* _Requirement_: Give all of the lines again exactly as they read.

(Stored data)

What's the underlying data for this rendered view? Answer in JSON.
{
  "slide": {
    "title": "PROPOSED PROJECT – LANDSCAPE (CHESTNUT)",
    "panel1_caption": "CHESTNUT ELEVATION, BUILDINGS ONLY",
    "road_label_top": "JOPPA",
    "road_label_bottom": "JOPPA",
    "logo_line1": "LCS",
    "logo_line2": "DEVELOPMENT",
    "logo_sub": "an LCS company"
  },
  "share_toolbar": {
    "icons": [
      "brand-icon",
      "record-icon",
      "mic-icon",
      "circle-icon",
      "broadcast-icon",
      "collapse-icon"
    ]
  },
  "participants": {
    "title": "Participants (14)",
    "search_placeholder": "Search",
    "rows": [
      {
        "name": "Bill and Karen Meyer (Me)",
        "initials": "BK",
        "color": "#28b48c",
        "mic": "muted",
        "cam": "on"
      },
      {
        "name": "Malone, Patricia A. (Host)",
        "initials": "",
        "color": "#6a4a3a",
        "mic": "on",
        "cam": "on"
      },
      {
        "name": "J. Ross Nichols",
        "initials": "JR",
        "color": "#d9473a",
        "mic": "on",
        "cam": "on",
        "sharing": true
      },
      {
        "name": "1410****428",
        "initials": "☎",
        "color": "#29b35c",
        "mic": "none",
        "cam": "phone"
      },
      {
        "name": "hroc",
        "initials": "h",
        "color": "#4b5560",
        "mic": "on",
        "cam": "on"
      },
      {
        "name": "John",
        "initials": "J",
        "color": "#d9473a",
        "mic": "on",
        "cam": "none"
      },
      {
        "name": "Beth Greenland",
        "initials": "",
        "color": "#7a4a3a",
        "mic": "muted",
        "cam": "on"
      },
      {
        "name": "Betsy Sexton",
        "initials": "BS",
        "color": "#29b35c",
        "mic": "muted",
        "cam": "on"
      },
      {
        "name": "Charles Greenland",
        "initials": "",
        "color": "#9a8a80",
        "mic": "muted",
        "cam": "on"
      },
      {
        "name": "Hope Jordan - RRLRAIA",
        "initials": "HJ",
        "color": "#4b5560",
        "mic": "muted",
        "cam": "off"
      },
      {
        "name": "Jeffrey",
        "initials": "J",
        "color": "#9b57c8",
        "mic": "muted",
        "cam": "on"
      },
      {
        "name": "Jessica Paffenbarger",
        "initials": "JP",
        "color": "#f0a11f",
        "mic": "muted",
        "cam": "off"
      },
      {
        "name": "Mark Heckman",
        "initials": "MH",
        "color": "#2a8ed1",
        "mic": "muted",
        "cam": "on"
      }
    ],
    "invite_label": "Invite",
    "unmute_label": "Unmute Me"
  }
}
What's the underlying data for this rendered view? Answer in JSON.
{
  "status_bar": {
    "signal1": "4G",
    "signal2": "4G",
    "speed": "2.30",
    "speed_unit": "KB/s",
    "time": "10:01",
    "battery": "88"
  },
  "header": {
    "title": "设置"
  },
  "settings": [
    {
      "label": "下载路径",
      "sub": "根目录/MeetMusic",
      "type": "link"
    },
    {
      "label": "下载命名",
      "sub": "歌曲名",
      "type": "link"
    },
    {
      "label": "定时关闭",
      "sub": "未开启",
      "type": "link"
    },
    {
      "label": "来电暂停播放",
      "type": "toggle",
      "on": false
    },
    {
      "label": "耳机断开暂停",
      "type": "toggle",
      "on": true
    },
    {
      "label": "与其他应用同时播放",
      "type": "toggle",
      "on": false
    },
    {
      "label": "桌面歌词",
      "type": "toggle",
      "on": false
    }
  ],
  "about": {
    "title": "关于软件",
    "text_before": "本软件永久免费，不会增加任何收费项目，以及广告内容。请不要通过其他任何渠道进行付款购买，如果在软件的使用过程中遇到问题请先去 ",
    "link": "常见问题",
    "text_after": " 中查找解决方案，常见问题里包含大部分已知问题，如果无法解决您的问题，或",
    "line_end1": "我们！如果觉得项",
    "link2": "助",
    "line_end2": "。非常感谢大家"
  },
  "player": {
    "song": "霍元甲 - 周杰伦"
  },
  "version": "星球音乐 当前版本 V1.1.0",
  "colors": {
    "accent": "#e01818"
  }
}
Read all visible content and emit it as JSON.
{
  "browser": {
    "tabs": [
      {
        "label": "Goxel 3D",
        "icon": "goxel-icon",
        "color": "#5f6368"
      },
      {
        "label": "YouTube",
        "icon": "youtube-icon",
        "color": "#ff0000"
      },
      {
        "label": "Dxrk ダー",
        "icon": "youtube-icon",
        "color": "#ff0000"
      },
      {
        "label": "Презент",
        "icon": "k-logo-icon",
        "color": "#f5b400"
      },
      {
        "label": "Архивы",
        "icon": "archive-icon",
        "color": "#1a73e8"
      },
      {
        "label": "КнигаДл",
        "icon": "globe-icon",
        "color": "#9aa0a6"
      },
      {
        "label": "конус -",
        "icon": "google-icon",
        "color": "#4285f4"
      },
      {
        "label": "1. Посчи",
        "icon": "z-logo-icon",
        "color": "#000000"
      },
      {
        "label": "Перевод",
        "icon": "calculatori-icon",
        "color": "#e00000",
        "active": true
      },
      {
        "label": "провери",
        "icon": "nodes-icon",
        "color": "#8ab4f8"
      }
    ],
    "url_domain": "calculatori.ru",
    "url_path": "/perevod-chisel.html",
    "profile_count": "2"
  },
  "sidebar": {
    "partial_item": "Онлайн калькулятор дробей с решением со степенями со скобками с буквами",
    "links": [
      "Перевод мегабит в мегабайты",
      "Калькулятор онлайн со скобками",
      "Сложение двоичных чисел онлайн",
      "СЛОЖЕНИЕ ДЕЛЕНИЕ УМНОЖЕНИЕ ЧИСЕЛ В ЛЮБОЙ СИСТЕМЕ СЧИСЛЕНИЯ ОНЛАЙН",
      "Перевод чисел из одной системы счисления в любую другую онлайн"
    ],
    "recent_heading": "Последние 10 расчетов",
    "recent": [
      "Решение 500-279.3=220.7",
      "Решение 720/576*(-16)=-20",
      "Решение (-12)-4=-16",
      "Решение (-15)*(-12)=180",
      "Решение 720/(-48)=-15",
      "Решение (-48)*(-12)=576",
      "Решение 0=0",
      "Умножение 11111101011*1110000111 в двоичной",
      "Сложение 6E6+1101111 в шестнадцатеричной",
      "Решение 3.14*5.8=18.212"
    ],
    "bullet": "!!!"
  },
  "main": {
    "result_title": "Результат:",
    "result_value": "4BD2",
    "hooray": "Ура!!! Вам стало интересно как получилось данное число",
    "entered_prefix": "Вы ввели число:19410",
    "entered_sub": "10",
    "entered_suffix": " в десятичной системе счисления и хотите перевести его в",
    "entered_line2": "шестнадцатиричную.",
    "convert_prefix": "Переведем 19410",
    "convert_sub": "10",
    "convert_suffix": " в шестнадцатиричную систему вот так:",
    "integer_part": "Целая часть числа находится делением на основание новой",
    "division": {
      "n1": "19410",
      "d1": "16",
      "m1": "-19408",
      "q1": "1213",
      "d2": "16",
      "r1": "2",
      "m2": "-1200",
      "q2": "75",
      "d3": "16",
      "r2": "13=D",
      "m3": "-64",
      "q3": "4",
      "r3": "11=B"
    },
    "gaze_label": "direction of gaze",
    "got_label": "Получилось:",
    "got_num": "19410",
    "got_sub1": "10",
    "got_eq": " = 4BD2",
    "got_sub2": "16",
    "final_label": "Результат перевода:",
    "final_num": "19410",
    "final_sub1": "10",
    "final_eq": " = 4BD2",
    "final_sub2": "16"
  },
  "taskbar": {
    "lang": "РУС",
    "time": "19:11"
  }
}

* _Written solution_:
What's the underlying data for this rendered view? Answer in JSON.
{
  "slide": {
    "title": "PROPOSED PROJECT – LANDSCAPE (CHESTNUT)",
    "panel1_caption": "CHESTNUT ELEVATION, BUILDINGS ONLY",
    "road_label_top": "JOPPA",
    "road_label_bottom": "JOPPA",
    "logo_line1": "LCS",
    "logo_line2": "DEVELOPMENT",
    "logo_sub": "an LCS company"
  },
  "share_toolbar": {
    "icons": [
      "brand-icon",
      "record-icon",
      "mic-icon",
      "circle-icon",
      "broadcast-icon",
      "collapse-icon"
    ]
  },
  "participants": {
    "title": "Participants (14)",
    "search_placeholder": "Search",
    "rows": [
      {
        "name": "Bill and Karen Meyer (Me)",
        "initials": "BK",
        "color": "#28b48c",
        "mic": "muted",
        "cam": "on"
      },
      {
        "name": "Malone, Patricia A. (Host)",
        "initials": "",
        "color": "#6a4a3a",
        "mic": "on",
        "cam": "on"
      },
      {
        "name": "J. Ross Nichols",
        "initials": "JR",
        "color": "#d9473a",
        "mic": "on",
        "cam": "on",
        "sharing": true
      },
      {
        "name": "1410****428",
        "initials": "☎",
        "color": "#29b35c",
        "mic": "none",
        "cam": "phone"
      },
      {
        "name": "hroc",
        "initials": "h",
        "color": "#4b5560",
        "mic": "on",
        "cam": "on"
      },
      {
        "name": "John",
        "initials": "J",
        "color": "#d9473a",
        "mic": "on",
        "cam": "none"
      },
      {
        "name": "Beth Greenland",
        "initials": "",
        "color": "#7a4a3a",
        "mic": "muted",
        "cam": "on"
      },
      {
        "name": "Betsy Sexton",
        "initials": "BS",
        "color": "#29b35c",
        "mic": "muted",
        "cam": "on"
      },
      {
        "name": "Charles Greenland",
        "initials": "",
        "color": "#9a8a80",
        "mic": "muted",
        "cam": "on"
      },
      {
        "name": "Hope Jordan - RRLRAIA",
        "initials": "HJ",
        "color": "#4b5560",
        "mic": "muted",
        "cam": "off"
      },
      {
        "name": "Jeffrey",
        "initials": "J",
        "color": "#9b57c8",
        "mic": "muted",
        "cam": "on"
      },
      {
        "name": "Jessica Paffenbarger",
        "initials": "JP",
        "color": "#f0a11f",
        "mic": "muted",
        "cam": "off"
      },
      {
        "name": "Mark Heckman",
        "initials": "MH",
        "color": "#2a8ed1",
        "mic": "muted",
        "cam": "on"
      }
    ],
    "invite_label": "Invite",
    "unmute_label": "Unmute Me"
  }
}
What's the underlying data for this rendered view? Answer in JSON.
{
  "status_bar": {
    "signal1": "4G",
    "signal2": "4G",
    "speed": "2.30",
    "speed_unit": "KB/s",
    "time": "10:01",
    "battery": "88"
  },
  "header": {
    "title": "设置"
  },
  "settings": [
    {
      "label": "下载路径",
      "sub": "根目录/MeetMusic",
      "type": "link"
    },
    {
      "label": "下载命名",
      "sub": "歌曲名",
      "type": "link"
    },
    {
      "label": "定时关闭",
      "sub": "未开启",
      "type": "link"
    },
    {
      "label": "来电暂停播放",
      "type": "toggle",
      "on": false
    },
    {
      "label": "耳机断开暂停",
      "type": "toggle",
      "on": true
    },
    {
      "label": "与其他应用同时播放",
      "type": "toggle",
      "on": false
    },
    {
      "label": "桌面歌词",
      "type": "toggle",
      "on": false
    }
  ],
  "about": {
    "title": "关于软件",
    "text_before": "本软件永久免费，不会增加任何收费项目，以及广告内容。请不要通过其他任何渠道进行付款购买，如果在软件的使用过程中遇到问题请先去 ",
    "link": "常见问题",
    "text_after": " 中查找解决方案，常见问题里包含大部分已知问题，如果无法解决您的问题，或",
    "line_end1": "我们！如果觉得项",
    "link2": "助",
    "line_end2": "。非常感谢大家"
  },
  "player": {
    "song": "霍元甲 - 周杰伦"
  },
  "version": "星球音乐 当前版本 V1.1.0",
  "colors": {
    "accent": "#e01818"
  }
}
Read all visible content and emit it as JSON.
{
  "browser": {
    "tabs": [
      {
        "label": "Goxel 3D",
        "icon": "goxel-icon",
        "color": "#5f6368"
      },
      {
        "label": "YouTube",
        "icon": "youtube-icon",
        "color": "#ff0000"
      },
      {
        "label": "Dxrk ダー",
        "icon": "youtube-icon",
        "color": "#ff0000"
      },
      {
        "label": "Презент",
        "icon": "k-logo-icon",
        "color": "#f5b400"
      },
      {
        "label": "Архивы",
        "icon": "archive-icon",
        "color": "#1a73e8"
      },
      {
        "label": "КнигаДл",
        "icon": "globe-icon",
        "color": "#9aa0a6"
      },
      {
        "label": "конус -",
        "icon": "google-icon",
        "color": "#4285f4"
      },
      {
        "label": "1. Посчи",
        "icon": "z-logo-icon",
        "color": "#000000"
      },
      {
        "label": "Перевод",
        "icon": "calculatori-icon",
        "color": "#e00000",
        "active": true
      },
      {
        "label": "провери",
        "icon": "nodes-icon",
        "color": "#8ab4f8"
      }
    ],
    "url_domain": "calculatori.ru",
    "url_path": "/perevod-chisel.html",
    "profile_count": "2"
  },
  "sidebar": {
    "partial_item": "Онлайн калькулятор дробей с решением со степенями со скобками с буквами",
    "links": [
      "Перевод мегабит в мегабайты",
      "Калькулятор онлайн со скобками",
      "Сложение двоичных чисел онлайн",
      "СЛОЖЕНИЕ ДЕЛЕНИЕ УМНОЖЕНИЕ ЧИСЕЛ В ЛЮБОЙ СИСТЕМЕ СЧИСЛЕНИЯ ОНЛАЙН",
      "Перевод чисел из одной системы счисления в любую другую онлайн"
    ],
    "recent_heading": "Последние 10 расчетов",
    "recent": [
      "Решение 500-279.3=220.7",
      "Решение 720/576*(-16)=-20",
      "Решение (-12)-4=-16",
      "Решение (-15)*(-12)=180",
      "Решение 720/(-48)=-15",
      "Решение (-48)*(-12)=576",
      "Решение 0=0",
      "Умножение 11111101011*1110000111 в двоичной",
      "Сложение 6E6+1101111 в шестнадцатеричной",
      "Решение 3.14*5.8=18.212"
    ],
    "bullet": "!!!"
  },
  "main": {
    "result_title": "Результат:",
    "result_value": "4BD2",
    "hooray": "Ура!!! Вам стало интересно как получилось данное число",
    "entered_prefix": "Вы ввели число:19410",
    "entered_sub": "10",
    "entered_suffix": " в десятичной системе счисления и хотите перевести его в",
    "entered_line2": "шестнадцатиричную.",
    "convert_prefix": "Переведем 19410",
    "convert_sub": "10",
    "convert_suffix": " в шестнадцатиричную систему вот так:",
    "integer_part": "Целая часть числа находится делением на основание новой",
    "division": {
      "n1": "19410",
      "d1": "16",
      "m1": "-19408",
      "q1": "1213",
      "d2": "16",
      "r1": "2",
      "m2": "-1200",
      "q2": "75",
      "d3": "16",
      "r2": "13=D",
      "m3": "-64",
      "q3": "4",
      "r3": "11=B"
    },
    "gaze_label": "direction of gaze",
    "got_label": "Получилось:",
    "got_num": "19410",
    "got_sub1": "10",
    "got_eq": " = 4BD2",
    "got_sub2": "16",
    "final_label": "Результат перевода:",
    "final_num": "19410",
    "final_sub1": "10",
    "final_eq": " = 4BD2",
    "final_sub2": "16"
  },
  "taskbar": {
    "lang": "РУС",
    "time": "19:11"
  }
}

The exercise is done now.